Directions: Copy out each line exactly; pictures stay out of the copy.

Dataset items:
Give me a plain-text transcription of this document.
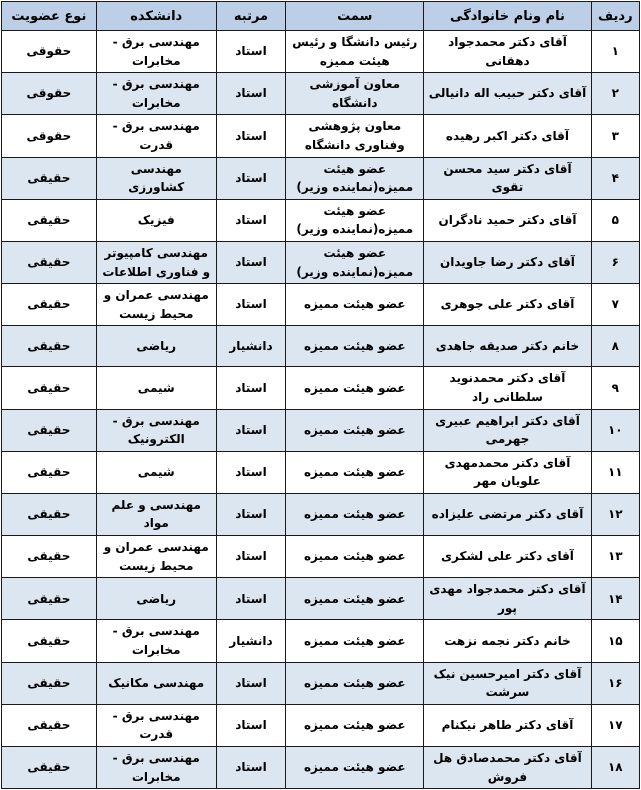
ردیف	نام ونام خانوادگی	سمت	مرتبه	دانشکده	نوع عضویت
۱	آقای دکتر محمدجواد دهقانی	رئیس دانشگا و رئیس هیئت ممیزه	استاد	مهندسی برق - مخابرات	حقوقی
۲	آقای دکتر حبیب اله دانیالی	معاون آموزشی دانشگاه	استاد	مهندسی برق - مخابرات	حقوقی
۳	آقای دکتر اکبر رهیده	معاون پژوهشی وفناوری دانشگاه	استاد	مهندسی برق - قدرت	حقوقی
۴	آقای دکتر سید محسن تقوی	عضو هیئت ممیزه(نماینده وزیر)	استاد	مهندسی کشاورزی	حقیقی
۵	آقای دکتر حمید نادگران	عضو هیئت ممیزه(نماینده وزیر)	استاد	فیزیک	حقیقی
۶	آقای دکتر رضا جاویدان	عضو هیئت ممیزه(نماینده وزیر)	استاد	مهندسی کامپیوتر و فناوری اطلاعات	حقیقی
۷	آقای دکتر علی جوهری	عضو هیئت ممیزه	استاد	مهندسی عمران و محیط زیست	حقیقی
۸	خانم دکتر صدیقه جاهدی	عضو هیئت ممیزه	دانشیار	ریاضی	حقیقی
۹	آقای دکتر محمدنوید سلطانی راد	عضو هیئت ممیزه	استاد	شیمی	حقیقی
۱۰	آقای دکتر ابراهیم عبیری جهرمی	عضو هیئت ممیزه	استاد	مهندسی برق - الکترونیک	حقیقی
۱۱	آقای دکتر محمدمهدی علویان مهر	عضو هیئت ممیزه	استاد	شیمی	حقیقی
۱۲	آقای دکتر مرتضی علیزاده	عضو هیئت ممیزه	استاد	مهندسی و علم مواد	حقیقی
۱۳	آقای دکتر علی لشکری	عضو هیئت ممیزه	استاد	مهندسی عمران و محیط زیست	حقیقی
۱۴	آقای دکتر محمدجواد مهدی پور	عضو هیئت ممیزه	استاد	ریاضی	حقیقی
۱۵	خانم دکتر نجمه نزهت	عضو هیئت ممیزه	دانشیار	مهندسی برق - مخابرات	حقیقی
۱۶	آقای دکتر امیرحسین نیک سرشت	عضو هیئت ممیزه	استاد	مهندسی مکانیک	حقیقی
۱۷	آقای دکتر طاهر نیکنام	عضو هیئت ممیزه	استاد	مهندسی برق - قدرت	حقیقی
۱۸	آقای دکتر محمدصادق هل فروش	عضو هیئت ممیزه	استاد	مهندسی برق - مخابرات	حقیقی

Task result:
Give me a plain-text transcription of this document.
ردیف	نام ونام خانوادگی	سمت	مرتبه	دانشکده	نوع عضویت
۱	آقای دکتر محمدجواد دهقانی	رئیس دانشگا و رئیس هیئت ممیزه	استاد	مهندسی برق - مخابرات	حقوقی
۲	آقای دکتر حبیب اله دانیالی	معاون آموزشی دانشگاه	استاد	مهندسی برق - مخابرات	حقوقی
۳	آقای دکتر اکبر رهیده	معاون پژوهشی وفناوری دانشگاه	استاد	مهندسی برق - قدرت	حقوقی
۴	آقای دکتر سید محسن تقوی	عضو هیئت ممیزه(نماینده وزیر)	استاد	مهندسی کشاورزی	حقیقی
۵	آقای دکتر حمید نادگران	عضو هیئت ممیزه(نماینده وزیر)	استاد	فیزیک	حقیقی
۶	آقای دکتر رضا جاویدان	عضو هیئت ممیزه(نماینده وزیر)	استاد	مهندسی کامپیوتر و فناوری اطلاعات	حقیقی
۷	آقای دکتر علی جوهری	عضو هیئت ممیزه	استاد	مهندسی عمران و محیط زیست	حقیقی
۸	خانم دکتر صدیقه جاهدی	عضو هیئت ممیزه	دانشیار	ریاضی	حقیقی
۹	آقای دکتر محمدنوید سلطانی راد	عضو هیئت ممیزه	استاد	شیمی	حقیقی
۱۰	آقای دکتر ابراهیم عبیری جهرمی	عضو هیئت ممیزه	استاد	مهندسی برق - الکترونیک	حقیقی
۱۱	آقای دکتر محمدمهدی علویان مهر	عضو هیئت ممیزه	استاد	شیمی	حقیقی
۱۲	آقای دکتر مرتضی علیزاده	عضو هیئت ممیزه	استاد	مهندسی و علم مواد	حقیقی
۱۳	آقای دکتر علی لشکری	عضو هیئت ممیزه	استاد	مهندسی عمران و محیط زیست	حقیقی
۱۴	آقای دکتر محمدجواد مهدی پور	عضو هیئت ممیزه	استاد	ریاضی	حقیقی
۱۵	خانم دکتر نجمه نزهت	عضو هیئت ممیزه	دانشیار	مهندسی برق - مخابرات	حقیقی
۱۶	آقای دکتر امیرحسین نیک سرشت	عضو هیئت ممیزه	استاد	مهندسی مکانیک	حقیقی
۱۷	آقای دکتر طاهر نیکنام	عضو هیئت ممیزه	استاد	مهندسی برق - قدرت	حقیقی
۱۸	آقای دکتر محمدصادق هل فروش	عضو هیئت ممیزه	استاد	مهندسی برق - مخابرات	حقیقی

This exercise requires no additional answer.